(Stored data)
####################
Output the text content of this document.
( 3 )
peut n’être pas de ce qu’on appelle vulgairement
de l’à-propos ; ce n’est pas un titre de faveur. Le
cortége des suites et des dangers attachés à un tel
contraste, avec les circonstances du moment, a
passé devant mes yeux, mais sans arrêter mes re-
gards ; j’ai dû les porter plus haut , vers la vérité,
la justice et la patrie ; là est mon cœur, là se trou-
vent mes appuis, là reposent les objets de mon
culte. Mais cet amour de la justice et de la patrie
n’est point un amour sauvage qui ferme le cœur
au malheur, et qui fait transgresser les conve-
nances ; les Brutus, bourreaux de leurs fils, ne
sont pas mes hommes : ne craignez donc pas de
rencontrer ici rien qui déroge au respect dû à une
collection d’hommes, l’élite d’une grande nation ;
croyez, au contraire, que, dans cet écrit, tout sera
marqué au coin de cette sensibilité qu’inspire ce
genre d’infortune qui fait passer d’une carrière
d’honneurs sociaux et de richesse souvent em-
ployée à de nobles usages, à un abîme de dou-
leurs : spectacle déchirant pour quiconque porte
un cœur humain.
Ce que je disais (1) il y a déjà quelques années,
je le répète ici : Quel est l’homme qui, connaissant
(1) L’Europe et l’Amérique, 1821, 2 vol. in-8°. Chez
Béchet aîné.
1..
####################
Copy out each line of the records that holds the string "justice".

Final result —
la justice et la patrie ; là est mon cœur, là se trou-
culte. Mais cet amour de la justice et de la patrie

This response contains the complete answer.